■ PAGE EXCERPT ■

-- start --

Start with Customer Relationship Management
suppliers customers

Supply chain management (SCM) is the management of an interconnected or interlinked between network, channel and node businesses involved in the provision of product and service packages required by the end customers in a supply chain. Supply chain management spans the movement and storage of raw materials, work-in-process inventory, and finished goods from point of origin to point of consumption. It is also defined as the design, planning, execution, control, and monitoring of supply chain activities with the objective of creating net value, building a competitive infrastructure, leveraging worldwide logistics, synchronizing supply with demand and measuring performance globally.  Beyond a Wikipedia definition, there are new data and new trends which impact the balancing act between supply chain management and customer relationship management (CRM.)

Tara Duggan of Demand Media recently reported in the Houston Chronicle, “Supply chain management strategies enable companies to ensure the business has the materials, information and financial resources it needs to produce quality goods and services in a timely manner. By coordinating the flow of work from vendors to manufacturers and then from distributors to retailers, effective supply management techniques reduce inventory and ensure product availability when required. Customer relationship management programs are used to ensure parts and service get to customers when needed after sales are completed by automating business processes used for sales, service and support. Integrate supply chain management and customer relationship management functions to maximize operations.”

As the Founder and CEO of Ultriva Inc., I’m confident there is no more important supply chain trend for 2014 than customer relationship management.  Even though it would be great to always get end users consumption patterns, it is unrealistic as sometimes they are multiple tiers away from the end consumer.  For thousands of manufacturing companies, the customers could be OEMs, dealers, retail distribution channels, or the end user.

-- end --

■ EXERCISES ■
#1 In the page excerpt on supply chain management, which newspaper carried Tara Duggan's report?
#2 List every objective that the page excerpt on supply chain management names for the design, planning, execution, control, and monitoring of supply chain activities.

■ EXCERPTED DATA ■
-- start --

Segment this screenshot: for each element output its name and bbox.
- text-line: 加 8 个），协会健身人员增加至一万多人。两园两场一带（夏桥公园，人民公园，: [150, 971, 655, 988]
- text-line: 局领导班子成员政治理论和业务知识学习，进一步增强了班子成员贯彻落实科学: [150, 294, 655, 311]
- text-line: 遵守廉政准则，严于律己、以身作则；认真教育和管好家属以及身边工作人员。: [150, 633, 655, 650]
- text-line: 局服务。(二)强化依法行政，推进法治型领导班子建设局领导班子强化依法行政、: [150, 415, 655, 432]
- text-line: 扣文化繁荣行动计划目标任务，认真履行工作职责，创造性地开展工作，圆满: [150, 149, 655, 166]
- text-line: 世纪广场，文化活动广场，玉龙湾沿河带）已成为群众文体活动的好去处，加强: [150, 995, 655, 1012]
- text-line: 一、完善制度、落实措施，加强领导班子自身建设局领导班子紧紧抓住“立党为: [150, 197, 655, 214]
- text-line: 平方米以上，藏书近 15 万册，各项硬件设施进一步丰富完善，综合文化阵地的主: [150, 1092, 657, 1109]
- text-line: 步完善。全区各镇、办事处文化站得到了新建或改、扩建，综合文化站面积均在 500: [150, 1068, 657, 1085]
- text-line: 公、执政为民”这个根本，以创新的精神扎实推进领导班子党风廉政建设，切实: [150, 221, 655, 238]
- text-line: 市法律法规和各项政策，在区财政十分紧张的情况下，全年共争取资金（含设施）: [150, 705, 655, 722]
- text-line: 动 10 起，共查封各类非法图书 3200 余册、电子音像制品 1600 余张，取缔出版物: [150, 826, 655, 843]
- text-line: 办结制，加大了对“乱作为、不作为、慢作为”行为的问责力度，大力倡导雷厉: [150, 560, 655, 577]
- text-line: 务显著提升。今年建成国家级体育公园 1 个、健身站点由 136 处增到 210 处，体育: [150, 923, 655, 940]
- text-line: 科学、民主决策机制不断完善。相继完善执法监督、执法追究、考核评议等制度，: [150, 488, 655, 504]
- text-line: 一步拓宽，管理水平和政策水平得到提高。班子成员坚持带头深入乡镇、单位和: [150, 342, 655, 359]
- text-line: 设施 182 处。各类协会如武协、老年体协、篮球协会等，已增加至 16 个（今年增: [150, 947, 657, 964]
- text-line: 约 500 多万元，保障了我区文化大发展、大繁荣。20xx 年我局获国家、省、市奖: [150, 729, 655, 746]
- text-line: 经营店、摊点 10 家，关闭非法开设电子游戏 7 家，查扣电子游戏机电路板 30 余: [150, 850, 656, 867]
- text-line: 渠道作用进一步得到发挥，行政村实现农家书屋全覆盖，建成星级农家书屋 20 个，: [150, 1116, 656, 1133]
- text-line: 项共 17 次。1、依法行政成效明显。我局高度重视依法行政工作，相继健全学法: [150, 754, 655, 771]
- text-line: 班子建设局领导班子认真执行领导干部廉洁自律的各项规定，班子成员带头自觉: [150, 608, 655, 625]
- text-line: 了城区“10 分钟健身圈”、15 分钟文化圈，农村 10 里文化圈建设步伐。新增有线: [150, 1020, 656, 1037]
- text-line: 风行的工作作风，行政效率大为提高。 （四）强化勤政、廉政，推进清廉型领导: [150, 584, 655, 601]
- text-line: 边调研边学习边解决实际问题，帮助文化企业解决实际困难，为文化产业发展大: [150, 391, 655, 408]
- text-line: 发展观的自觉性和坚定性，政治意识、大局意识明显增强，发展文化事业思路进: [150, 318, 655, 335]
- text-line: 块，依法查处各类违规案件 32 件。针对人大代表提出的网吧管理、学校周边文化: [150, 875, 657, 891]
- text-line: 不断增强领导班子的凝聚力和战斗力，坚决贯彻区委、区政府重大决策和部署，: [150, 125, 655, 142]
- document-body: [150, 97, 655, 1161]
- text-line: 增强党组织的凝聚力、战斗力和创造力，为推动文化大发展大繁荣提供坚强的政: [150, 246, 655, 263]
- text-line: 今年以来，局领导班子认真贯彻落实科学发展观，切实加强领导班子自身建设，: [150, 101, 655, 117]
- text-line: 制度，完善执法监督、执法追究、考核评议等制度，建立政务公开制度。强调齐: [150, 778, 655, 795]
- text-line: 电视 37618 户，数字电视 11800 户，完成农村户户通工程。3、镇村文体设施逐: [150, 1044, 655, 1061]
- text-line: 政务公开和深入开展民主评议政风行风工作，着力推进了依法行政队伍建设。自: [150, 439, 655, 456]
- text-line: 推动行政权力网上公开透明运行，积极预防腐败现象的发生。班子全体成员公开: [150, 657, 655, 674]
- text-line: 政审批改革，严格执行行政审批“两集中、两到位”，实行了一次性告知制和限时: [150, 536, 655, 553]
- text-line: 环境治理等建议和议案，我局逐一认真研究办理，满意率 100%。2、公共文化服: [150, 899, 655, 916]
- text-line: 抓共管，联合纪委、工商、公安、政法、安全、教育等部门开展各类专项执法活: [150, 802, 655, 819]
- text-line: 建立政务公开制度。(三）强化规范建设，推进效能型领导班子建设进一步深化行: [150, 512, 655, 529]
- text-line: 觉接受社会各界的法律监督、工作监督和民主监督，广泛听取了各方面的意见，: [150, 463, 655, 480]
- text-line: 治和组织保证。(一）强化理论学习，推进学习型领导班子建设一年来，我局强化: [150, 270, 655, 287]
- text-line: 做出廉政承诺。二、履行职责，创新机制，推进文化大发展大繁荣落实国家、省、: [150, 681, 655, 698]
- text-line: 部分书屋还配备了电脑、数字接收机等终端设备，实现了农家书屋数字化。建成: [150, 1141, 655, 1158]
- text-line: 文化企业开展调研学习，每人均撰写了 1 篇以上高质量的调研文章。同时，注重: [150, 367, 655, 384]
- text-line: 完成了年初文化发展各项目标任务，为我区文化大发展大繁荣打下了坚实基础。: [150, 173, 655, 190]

-- end --

■ THE SOLUTIONS ■
#1 The Houston Chronicle

#2
- Creating net value
- Building a competitive infrastructure
- Leveraging worldwide logistics
- Synchronizing supply with demand
- Measuring performance globally